Dataset rows about figures
>>>

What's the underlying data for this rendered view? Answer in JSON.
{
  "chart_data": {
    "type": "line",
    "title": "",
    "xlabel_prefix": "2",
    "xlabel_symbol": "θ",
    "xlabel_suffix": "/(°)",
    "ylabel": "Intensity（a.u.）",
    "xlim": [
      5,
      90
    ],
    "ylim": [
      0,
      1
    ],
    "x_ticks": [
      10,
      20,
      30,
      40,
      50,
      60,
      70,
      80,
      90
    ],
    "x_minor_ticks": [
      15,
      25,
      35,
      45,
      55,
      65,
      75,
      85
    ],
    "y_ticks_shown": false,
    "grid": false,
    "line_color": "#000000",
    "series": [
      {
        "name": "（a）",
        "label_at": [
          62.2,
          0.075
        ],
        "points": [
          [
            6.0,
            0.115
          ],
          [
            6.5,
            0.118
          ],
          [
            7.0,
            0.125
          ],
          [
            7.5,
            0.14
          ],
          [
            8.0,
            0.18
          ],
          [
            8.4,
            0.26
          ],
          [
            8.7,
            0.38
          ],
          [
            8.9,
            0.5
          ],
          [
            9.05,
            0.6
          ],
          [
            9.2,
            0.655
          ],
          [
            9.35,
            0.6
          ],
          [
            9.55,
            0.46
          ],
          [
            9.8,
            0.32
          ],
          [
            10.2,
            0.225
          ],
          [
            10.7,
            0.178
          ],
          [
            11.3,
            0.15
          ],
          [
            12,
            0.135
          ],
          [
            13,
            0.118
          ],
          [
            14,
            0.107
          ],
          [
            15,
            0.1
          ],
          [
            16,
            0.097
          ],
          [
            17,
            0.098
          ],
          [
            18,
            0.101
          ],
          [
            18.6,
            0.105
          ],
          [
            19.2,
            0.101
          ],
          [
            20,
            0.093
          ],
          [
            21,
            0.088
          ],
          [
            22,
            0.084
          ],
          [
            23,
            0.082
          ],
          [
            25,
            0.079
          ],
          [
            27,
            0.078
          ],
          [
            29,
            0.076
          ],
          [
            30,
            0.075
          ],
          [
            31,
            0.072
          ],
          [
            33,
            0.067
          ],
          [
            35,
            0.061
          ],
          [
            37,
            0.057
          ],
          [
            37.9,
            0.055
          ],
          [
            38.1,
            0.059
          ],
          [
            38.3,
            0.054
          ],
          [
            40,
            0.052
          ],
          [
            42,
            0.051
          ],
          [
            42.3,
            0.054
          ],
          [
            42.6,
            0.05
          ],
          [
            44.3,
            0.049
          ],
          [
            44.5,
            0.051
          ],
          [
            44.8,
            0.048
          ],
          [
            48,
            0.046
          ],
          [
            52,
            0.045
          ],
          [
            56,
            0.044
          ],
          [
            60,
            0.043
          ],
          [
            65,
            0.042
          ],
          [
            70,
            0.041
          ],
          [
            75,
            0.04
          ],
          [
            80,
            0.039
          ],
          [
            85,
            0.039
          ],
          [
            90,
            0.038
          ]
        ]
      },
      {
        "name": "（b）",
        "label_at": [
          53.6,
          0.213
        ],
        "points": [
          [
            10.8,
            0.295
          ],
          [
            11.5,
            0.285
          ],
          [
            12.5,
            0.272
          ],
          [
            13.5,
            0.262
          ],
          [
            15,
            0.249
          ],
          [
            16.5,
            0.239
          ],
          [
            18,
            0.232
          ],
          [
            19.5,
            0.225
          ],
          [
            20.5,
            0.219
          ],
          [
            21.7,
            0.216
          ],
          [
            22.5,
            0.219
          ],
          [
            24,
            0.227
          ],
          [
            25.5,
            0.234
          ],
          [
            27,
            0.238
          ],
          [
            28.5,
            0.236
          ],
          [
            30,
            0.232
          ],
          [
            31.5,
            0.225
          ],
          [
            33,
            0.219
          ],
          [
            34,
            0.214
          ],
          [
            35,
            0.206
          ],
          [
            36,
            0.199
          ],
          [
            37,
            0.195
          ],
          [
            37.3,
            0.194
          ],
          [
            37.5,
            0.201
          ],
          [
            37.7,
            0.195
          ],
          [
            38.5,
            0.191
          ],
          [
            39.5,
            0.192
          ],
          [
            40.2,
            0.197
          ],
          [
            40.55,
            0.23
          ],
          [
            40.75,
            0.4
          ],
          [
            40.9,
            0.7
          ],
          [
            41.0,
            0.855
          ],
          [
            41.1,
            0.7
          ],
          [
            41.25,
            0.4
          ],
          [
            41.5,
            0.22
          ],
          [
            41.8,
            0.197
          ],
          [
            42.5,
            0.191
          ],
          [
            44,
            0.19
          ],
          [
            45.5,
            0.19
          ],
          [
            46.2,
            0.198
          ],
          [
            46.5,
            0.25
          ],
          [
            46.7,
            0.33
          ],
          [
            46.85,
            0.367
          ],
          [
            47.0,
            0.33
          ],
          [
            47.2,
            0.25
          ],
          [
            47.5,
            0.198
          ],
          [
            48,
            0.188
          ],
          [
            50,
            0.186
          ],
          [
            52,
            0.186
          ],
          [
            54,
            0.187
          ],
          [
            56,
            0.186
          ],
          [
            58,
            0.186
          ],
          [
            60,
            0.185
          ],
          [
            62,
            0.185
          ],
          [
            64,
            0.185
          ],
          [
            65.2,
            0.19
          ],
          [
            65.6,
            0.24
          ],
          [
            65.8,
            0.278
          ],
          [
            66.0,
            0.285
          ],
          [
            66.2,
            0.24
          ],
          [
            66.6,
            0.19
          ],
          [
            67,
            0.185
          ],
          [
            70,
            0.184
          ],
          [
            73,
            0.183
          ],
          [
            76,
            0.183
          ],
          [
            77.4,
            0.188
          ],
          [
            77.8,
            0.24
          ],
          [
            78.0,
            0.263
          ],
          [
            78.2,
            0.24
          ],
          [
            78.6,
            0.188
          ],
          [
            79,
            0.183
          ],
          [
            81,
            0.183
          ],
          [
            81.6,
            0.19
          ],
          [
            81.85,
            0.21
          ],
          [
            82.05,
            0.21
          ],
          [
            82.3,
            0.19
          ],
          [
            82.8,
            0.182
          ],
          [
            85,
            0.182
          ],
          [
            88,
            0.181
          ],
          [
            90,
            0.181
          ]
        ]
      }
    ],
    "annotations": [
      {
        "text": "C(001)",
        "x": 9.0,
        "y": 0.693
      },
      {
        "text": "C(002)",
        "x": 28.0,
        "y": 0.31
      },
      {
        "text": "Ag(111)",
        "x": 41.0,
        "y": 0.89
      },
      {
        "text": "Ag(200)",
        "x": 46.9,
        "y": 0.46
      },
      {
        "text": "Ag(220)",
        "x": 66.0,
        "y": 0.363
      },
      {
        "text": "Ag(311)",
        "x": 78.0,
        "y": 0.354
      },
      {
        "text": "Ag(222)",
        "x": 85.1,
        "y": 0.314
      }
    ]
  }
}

<<<

> Short problem: Extract each entry in full and write it down exactly.

> Answer to the task:
What's the underlying data for this rendered view? Answer in JSON.
{
  "chart_data": {
    "type": "line",
    "title": "",
    "xlabel_prefix": "2",
    "xlabel_symbol": "θ",
    "xlabel_suffix": "/(°)",
    "ylabel": "Intensity（a.u.）",
    "xlim": [
      5,
      90
    ],
    "ylim": [
      0,
      1
    ],
    "x_ticks": [
      10,
      20,
      30,
      40,
      50,
      60,
      70,
      80,
      90
    ],
    "x_minor_ticks": [
      15,
      25,
      35,
      45,
      55,
      65,
      75,
      85
    ],
    "y_ticks_shown": false,
    "grid": false,
    "line_color": "#000000",
    "series": [
      {
        "name": "（a）",
        "label_at": [
          62.2,
          0.075
        ],
        "points": [
          [
            6.0,
            0.115
          ],
          [
            6.5,
            0.118
          ],
          [
            7.0,
            0.125
          ],
          [
            7.5,
            0.14
          ],
          [
            8.0,
            0.18
          ],
          [
            8.4,
            0.26
          ],
          [
            8.7,
            0.38
          ],
          [
            8.9,
            0.5
          ],
          [
            9.05,
            0.6
          ],
          [
            9.2,
            0.655
          ],
          [
            9.35,
            0.6
          ],
          [
            9.55,
            0.46
          ],
          [
            9.8,
            0.32
          ],
          [
            10.2,
            0.225
          ],
          [
            10.7,
            0.178
          ],
          [
            11.3,
            0.15
          ],
          [
            12,
            0.135
          ],
          [
            13,
            0.118
          ],
          [
            14,
            0.107
          ],
          [
            15,
            0.1
          ],
          [
            16,
            0.097
          ],
          [
            17,
            0.098
          ],
          [
            18,
            0.101
          ],
          [
            18.6,
            0.105
          ],
          [
            19.2,
            0.101
          ],
          [
            20,
            0.093
          ],
          [
            21,
            0.088
          ],
          [
            22,
            0.084
          ],
          [
            23,
            0.082
          ],
          [
            25,
            0.079
          ],
          [
            27,
            0.078
          ],
          [
            29,
            0.076
          ],
          [
            30,
            0.075
          ],
          [
            31,
            0.072
          ],
          [
            33,
            0.067
          ],
          [
            35,
            0.061
          ],
          [
            37,
            0.057
          ],
          [
            37.9,
            0.055
          ],
          [
            38.1,
            0.059
          ],
          [
            38.3,
            0.054
          ],
          [
            40,
            0.052
          ],
          [
            42,
            0.051
          ],
          [
            42.3,
            0.054
          ],
          [
            42.6,
            0.05
          ],
          [
            44.3,
            0.049
          ],
          [
            44.5,
            0.051
          ],
          [
            44.8,
            0.048
          ],
          [
            48,
            0.046
          ],
          [
            52,
            0.045
          ],
          [
            56,
            0.044
          ],
          [
            60,
            0.043
          ],
          [
            65,
            0.042
          ],
          [
            70,
            0.041
          ],
          [
            75,
            0.04
          ],
          [
            80,
            0.039
          ],
          [
            85,
            0.039
          ],
          [
            90,
            0.038
          ]
        ]
      },
      {
        "name": "（b）",
        "label_at": [
          53.6,
          0.213
        ],
        "points": [
          [
            10.8,
            0.295
          ],
          [
            11.5,
            0.285
          ],
          [
            12.5,
            0.272
          ],
          [
            13.5,
            0.262
          ],
          [
            15,
            0.249
          ],
          [
            16.5,
            0.239
          ],
          [
            18,
            0.232
          ],
          [
            19.5,
            0.225
          ],
          [
            20.5,
            0.219
          ],
          [
            21.7,
            0.216
          ],
          [
            22.5,
            0.219
          ],
          [
            24,
            0.227
          ],
          [
            25.5,
            0.234
          ],
          [
            27,
            0.238
          ],
          [
            28.5,
            0.236
          ],
          [
            30,
            0.232
          ],
          [
            31.5,
            0.225
          ],
          [
            33,
            0.219
          ],
          [
            34,
            0.214
          ],
          [
            35,
            0.206
          ],
          [
            36,
            0.199
          ],
          [
            37,
            0.195
          ],
          [
            37.3,
            0.194
          ],
          [
            37.5,
            0.201
          ],
          [
            37.7,
            0.195
          ],
          [
            38.5,
            0.191
          ],
          [
            39.5,
            0.192
          ],
          [
            40.2,
            0.197
          ],
          [
            40.55,
            0.23
          ],
          [
            40.75,
            0.4
          ],
          [
            40.9,
            0.7
          ],
          [
            41.0,
            0.855
          ],
          [
            41.1,
            0.7
          ],
          [
            41.25,
            0.4
          ],
          [
            41.5,
            0.22
          ],
          [
            41.8,
            0.197
          ],
          [
            42.5,
            0.191
          ],
          [
            44,
            0.19
          ],
          [
            45.5,
            0.19
          ],
          [
            46.2,
            0.198
          ],
          [
            46.5,
            0.25
          ],
          [
            46.7,
            0.33
          ],
          [
            46.85,
            0.367
          ],
          [
            47.0,
            0.33
          ],
          [
            47.2,
            0.25
          ],
          [
            47.5,
            0.198
          ],
          [
            48,
            0.188
          ],
          [
            50,
            0.186
          ],
          [
            52,
            0.186
          ],
          [
            54,
            0.187
          ],
          [
            56,
            0.186
          ],
          [
            58,
            0.186
          ],
          [
            60,
            0.185
          ],
          [
            62,
            0.185
          ],
          [
            64,
            0.185
          ],
          [
            65.2,
            0.19
          ],
          [
            65.6,
            0.24
          ],
          [
            65.8,
            0.278
          ],
          [
            66.0,
            0.285
          ],
          [
            66.2,
            0.24
          ],
          [
            66.6,
            0.19
          ],
          [
            67,
            0.185
          ],
          [
            70,
            0.184
          ],
          [
            73,
            0.183
          ],
          [
            76,
            0.183
          ],
          [
            77.4,
            0.188
          ],
          [
            77.8,
            0.24
          ],
          [
            78.0,
            0.263
          ],
          [
            78.2,
            0.24
          ],
          [
            78.6,
            0.188
          ],
          [
            79,
            0.183
          ],
          [
            81,
            0.183
          ],
          [
            81.6,
            0.19
          ],
          [
            81.85,
            0.21
          ],
          [
            82.05,
            0.21
          ],
          [
            82.3,
            0.19
          ],
          [
            82.8,
            0.182
          ],
          [
            85,
            0.182
          ],
          [
            88,
            0.181
          ],
          [
            90,
            0.181
          ]
        ]
      }
    ],
    "annotations": [
      {
        "text": "C(001)",
        "x": 9.0,
        "y": 0.693
      },
      {
        "text": "C(002)",
        "x": 28.0,
        "y": 0.31
      },
      {
        "text": "Ag(111)",
        "x": 41.0,
        "y": 0.89
      },
      {
        "text": "Ag(200)",
        "x": 46.9,
        "y": 0.46
      },
      {
        "text": "Ag(220)",
        "x": 66.0,
        "y": 0.363
      },
      {
        "text": "Ag(311)",
        "x": 78.0,
        "y": 0.354
      },
      {
        "text": "Ag(222)",
        "x": 85.1,
        "y": 0.314
      }
    ]
  }
}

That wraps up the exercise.